The request: Go through the material below and copy all lines with "JSON".

Source data:

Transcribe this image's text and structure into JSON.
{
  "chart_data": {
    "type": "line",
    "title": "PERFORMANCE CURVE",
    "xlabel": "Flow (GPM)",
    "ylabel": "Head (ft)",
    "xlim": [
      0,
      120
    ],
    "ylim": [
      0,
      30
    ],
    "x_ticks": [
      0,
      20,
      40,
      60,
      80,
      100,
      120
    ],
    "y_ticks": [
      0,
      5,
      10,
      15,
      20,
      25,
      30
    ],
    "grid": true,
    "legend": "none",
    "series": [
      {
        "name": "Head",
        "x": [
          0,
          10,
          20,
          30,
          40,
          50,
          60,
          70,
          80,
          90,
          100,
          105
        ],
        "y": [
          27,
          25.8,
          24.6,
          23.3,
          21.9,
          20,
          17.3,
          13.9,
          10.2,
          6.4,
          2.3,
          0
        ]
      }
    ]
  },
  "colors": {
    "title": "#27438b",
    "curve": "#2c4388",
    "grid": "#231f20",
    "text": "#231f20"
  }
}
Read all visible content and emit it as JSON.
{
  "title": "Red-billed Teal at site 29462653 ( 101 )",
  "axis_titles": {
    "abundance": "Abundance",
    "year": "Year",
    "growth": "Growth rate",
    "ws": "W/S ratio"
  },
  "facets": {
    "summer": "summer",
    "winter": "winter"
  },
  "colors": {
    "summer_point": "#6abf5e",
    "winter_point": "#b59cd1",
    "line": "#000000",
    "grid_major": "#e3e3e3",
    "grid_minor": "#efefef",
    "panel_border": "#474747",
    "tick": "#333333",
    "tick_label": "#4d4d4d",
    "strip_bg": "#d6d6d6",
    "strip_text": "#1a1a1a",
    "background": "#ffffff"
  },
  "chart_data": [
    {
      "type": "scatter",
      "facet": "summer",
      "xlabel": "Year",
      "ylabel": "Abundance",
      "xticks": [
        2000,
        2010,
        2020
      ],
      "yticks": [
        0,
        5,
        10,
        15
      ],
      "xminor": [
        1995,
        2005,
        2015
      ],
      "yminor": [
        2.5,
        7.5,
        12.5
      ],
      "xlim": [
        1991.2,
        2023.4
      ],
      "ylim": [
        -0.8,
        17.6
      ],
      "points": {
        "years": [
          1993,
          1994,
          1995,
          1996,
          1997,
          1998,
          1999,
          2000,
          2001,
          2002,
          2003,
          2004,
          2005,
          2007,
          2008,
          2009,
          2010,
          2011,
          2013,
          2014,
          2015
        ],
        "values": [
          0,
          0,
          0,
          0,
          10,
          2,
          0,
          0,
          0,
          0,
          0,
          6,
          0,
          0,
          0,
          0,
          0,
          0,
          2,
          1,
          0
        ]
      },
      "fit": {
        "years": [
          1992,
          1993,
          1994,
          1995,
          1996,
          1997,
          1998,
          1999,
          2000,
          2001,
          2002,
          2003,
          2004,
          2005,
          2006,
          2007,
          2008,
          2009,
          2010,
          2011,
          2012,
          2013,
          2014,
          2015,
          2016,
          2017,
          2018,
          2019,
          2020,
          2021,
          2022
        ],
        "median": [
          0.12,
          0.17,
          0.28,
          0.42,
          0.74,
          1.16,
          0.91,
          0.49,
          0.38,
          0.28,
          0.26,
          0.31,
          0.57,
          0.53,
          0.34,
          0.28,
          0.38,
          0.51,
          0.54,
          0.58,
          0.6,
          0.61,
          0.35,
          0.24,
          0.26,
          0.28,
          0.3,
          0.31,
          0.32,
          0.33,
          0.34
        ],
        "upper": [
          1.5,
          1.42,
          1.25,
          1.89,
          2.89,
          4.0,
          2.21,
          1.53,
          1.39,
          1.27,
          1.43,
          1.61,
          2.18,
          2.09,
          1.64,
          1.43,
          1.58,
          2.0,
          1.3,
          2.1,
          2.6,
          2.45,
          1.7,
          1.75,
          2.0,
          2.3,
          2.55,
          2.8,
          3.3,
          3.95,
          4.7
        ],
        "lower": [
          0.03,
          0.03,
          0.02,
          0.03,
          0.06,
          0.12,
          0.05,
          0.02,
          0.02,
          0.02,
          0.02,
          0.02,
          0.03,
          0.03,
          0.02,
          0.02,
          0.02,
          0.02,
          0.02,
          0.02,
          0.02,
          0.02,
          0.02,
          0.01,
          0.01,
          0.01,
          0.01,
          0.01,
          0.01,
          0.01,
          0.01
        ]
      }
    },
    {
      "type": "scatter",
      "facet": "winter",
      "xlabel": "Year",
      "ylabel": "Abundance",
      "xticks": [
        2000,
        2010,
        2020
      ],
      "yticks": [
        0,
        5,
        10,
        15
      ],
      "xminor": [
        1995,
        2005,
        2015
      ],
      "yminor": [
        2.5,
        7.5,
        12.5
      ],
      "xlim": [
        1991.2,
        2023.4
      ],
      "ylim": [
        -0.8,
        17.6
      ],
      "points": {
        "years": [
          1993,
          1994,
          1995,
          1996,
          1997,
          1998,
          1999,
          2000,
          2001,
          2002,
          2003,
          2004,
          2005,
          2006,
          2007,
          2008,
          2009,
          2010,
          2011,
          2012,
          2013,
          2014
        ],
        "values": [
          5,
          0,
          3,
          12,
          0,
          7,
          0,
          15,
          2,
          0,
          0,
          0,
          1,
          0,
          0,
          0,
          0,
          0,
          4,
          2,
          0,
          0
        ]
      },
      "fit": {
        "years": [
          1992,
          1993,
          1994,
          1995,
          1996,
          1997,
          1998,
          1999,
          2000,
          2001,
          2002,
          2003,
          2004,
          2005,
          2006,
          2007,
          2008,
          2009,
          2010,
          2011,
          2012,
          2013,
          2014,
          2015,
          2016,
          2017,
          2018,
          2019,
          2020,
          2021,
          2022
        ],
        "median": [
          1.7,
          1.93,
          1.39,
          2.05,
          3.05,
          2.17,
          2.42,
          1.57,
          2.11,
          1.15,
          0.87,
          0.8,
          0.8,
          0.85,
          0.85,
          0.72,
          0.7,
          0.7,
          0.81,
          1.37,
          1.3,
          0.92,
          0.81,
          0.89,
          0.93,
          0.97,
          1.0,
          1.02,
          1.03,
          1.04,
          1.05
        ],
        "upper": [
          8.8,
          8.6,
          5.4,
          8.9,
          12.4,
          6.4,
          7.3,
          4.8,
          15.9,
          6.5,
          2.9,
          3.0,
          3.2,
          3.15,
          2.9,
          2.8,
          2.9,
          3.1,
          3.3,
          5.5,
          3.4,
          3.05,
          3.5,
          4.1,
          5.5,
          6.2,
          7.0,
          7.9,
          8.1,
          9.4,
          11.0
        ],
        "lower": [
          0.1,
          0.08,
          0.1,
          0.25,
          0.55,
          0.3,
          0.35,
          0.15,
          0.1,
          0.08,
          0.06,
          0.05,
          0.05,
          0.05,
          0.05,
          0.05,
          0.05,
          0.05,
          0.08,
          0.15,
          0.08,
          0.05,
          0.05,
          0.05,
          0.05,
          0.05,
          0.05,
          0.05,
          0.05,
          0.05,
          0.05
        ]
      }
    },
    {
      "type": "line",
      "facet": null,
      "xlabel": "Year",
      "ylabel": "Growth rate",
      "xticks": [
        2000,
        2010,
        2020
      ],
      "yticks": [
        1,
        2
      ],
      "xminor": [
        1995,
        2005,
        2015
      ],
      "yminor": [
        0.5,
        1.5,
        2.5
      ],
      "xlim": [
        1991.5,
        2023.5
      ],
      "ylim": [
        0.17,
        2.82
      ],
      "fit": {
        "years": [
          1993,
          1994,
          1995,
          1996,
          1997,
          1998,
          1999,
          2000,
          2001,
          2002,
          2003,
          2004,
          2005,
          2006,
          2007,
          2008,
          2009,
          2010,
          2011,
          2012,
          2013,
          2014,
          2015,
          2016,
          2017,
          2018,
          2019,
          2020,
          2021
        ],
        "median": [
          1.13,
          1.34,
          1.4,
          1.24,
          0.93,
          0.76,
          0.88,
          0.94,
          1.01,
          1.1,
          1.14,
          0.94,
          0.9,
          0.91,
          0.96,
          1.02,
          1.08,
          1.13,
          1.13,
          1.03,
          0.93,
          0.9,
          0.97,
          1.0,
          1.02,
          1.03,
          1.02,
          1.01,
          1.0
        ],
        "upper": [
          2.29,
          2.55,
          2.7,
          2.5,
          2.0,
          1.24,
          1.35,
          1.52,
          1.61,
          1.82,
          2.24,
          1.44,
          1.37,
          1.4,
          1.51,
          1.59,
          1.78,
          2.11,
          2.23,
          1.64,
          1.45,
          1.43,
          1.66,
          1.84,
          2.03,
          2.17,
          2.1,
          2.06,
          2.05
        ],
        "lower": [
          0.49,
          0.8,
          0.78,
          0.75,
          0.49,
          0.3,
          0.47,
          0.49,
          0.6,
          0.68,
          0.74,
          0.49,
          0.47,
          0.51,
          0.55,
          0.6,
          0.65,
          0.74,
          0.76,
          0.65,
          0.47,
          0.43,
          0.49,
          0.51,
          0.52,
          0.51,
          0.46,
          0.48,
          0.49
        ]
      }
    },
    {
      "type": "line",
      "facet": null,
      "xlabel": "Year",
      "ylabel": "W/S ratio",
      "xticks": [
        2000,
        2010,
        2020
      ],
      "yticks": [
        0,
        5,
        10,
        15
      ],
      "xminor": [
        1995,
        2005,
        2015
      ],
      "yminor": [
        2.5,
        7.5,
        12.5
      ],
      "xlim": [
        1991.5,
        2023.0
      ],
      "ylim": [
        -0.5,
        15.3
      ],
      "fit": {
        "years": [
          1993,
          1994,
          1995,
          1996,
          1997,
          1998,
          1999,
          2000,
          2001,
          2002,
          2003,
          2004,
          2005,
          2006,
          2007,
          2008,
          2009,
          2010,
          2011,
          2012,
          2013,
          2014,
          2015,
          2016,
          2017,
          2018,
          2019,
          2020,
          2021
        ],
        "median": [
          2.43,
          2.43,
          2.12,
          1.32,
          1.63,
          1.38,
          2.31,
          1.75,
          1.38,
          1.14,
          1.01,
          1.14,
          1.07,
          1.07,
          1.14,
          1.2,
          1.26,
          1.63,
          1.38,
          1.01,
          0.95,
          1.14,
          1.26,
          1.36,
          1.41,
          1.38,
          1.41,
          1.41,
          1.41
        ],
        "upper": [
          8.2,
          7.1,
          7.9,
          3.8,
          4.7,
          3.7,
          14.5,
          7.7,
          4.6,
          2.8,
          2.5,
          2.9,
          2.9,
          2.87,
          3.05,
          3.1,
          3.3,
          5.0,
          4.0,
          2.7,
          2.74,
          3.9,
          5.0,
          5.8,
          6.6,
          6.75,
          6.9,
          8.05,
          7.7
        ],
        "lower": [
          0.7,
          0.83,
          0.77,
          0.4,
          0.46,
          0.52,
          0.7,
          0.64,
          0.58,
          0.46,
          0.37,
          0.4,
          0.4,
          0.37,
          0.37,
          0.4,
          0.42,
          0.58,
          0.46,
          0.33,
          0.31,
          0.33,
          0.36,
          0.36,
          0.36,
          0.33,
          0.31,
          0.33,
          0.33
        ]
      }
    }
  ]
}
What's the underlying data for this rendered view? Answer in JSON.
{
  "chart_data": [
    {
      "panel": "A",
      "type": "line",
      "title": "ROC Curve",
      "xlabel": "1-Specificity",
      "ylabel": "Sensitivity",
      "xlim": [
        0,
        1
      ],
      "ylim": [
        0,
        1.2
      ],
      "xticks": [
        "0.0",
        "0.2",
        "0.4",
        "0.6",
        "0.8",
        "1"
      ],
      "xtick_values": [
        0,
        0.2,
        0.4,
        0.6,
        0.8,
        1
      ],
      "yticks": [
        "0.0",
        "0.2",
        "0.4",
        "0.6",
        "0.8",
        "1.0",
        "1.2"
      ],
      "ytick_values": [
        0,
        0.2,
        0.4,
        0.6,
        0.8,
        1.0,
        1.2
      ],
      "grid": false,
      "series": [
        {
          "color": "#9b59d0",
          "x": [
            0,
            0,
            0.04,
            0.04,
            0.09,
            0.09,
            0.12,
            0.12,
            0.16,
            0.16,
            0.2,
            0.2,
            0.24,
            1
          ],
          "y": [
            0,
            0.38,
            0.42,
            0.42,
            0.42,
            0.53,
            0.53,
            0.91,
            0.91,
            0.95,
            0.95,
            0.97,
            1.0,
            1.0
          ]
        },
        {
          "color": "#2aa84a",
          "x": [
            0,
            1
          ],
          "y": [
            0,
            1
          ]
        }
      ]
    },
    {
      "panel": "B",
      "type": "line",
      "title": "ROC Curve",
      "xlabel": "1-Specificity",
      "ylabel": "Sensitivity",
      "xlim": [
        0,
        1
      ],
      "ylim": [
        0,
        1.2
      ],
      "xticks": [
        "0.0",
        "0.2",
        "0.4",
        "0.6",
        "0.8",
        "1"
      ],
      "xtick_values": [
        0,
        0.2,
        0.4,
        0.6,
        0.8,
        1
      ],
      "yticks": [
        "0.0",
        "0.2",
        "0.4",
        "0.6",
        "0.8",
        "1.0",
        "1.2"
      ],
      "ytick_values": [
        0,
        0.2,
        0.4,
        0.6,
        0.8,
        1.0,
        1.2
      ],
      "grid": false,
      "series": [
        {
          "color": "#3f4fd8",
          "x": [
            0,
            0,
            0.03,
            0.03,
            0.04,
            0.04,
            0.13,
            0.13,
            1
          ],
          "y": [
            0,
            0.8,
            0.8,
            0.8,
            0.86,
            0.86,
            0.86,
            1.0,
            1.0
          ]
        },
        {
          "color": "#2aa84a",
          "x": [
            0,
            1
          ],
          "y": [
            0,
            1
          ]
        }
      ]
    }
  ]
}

Written response:
Transcribe this image's text and structure into JSON.
Read all visible content and emit it as JSON.
What's the underlying data for this rendered view? Answer in JSON.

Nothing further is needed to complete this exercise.